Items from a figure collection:
□ □ □ □ □

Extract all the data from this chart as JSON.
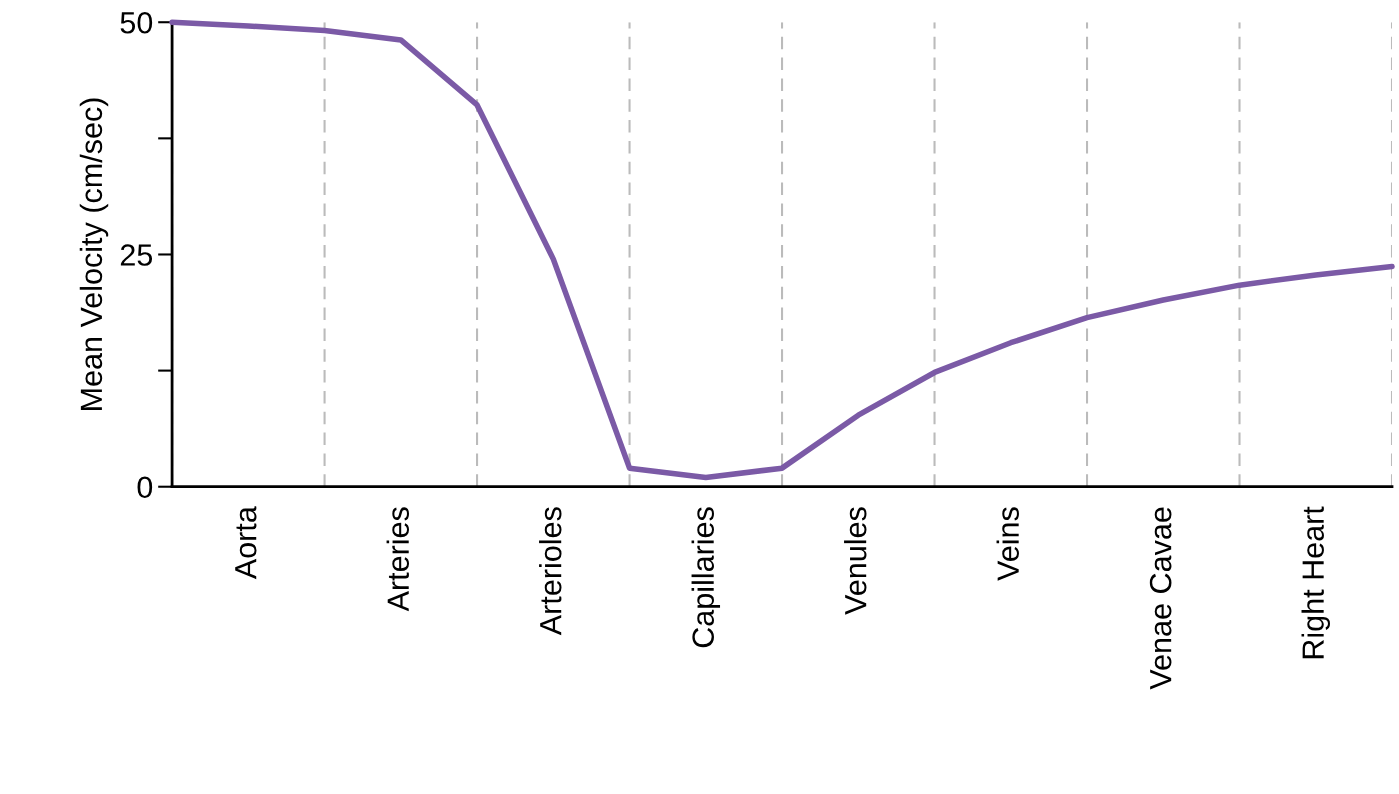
{
  "chart_data": {
    "type": "line",
    "ylabel": "Mean Velocity (cm/sec)",
    "categories": [
      null,
      "Aorta",
      null,
      "Arteries",
      null,
      "Arterioles",
      null,
      "Capillaries",
      null,
      "Venules",
      null,
      "Veins",
      null,
      "Venae Cavae",
      null,
      "Right Heart",
      null
    ],
    "series": [
      {
        "color": "#7b5aa6",
        "values": [
          50,
          49.6,
          49.1,
          48.1,
          41.1,
          24.5,
          2.0,
          1.0,
          2.0,
          7.7,
          12.3,
          15.5,
          18.2,
          20.1,
          21.7,
          22.8,
          23.7
        ]
      }
    ],
    "ylim": [
      0,
      50
    ],
    "yticks": [
      0,
      {
        "value": 12.5,
        "label": null
      },
      25,
      {
        "value": 37.5,
        "label": null
      },
      50
    ],
    "grid": "x",
    "legend": false,
    "marker": "none",
    "line_style": "solid"
  }
}
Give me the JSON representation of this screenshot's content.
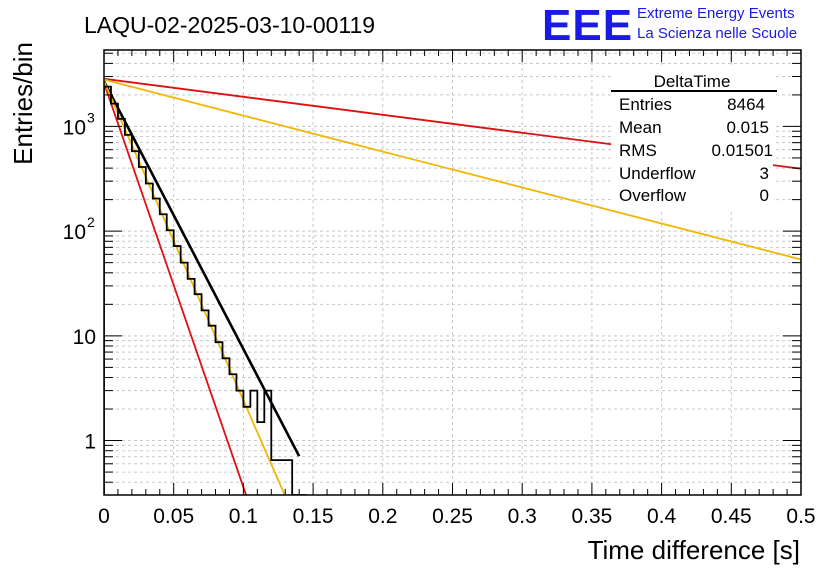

□ □ □ □ □

Transcribe every line from the records above without alteration, and leave out the images.

OUTPUT OF THE EXERCISE:
Extract all the data from this chart as JSON.
{
  "chart_data": {
    "type": "line",
    "ylabel": "Mean Velocity (cm/sec)",
    "categories": [
      null,
      "Aorta",
      null,
      "Arteries",
      null,
      "Arterioles",
      null,
      "Capillaries",
      null,
      "Venules",
      null,
      "Veins",
      null,
      "Venae Cavae",
      null,
      "Right Heart",
      null
    ],
    "series": [
      {
        "color": "#7b5aa6",
        "values": [
          50,
          49.6,
          49.1,
          48.1,
          41.1,
          24.5,
          2.0,
          1.0,
          2.0,
          7.7,
          12.3,
          15.5,
          18.2,
          20.1,
          21.7,
          22.8,
          23.7
        ]
      }
    ],
    "ylim": [
      0,
      50
    ],
    "yticks": [
      0,
      {
        "value": 12.5,
        "label": null
      },
      25,
      {
        "value": 37.5,
        "label": null
      },
      50
    ],
    "grid": "x",
    "legend": false,
    "marker": "none",
    "line_style": "solid"
  }
}
Give me the JSON representation of this screenshot's content.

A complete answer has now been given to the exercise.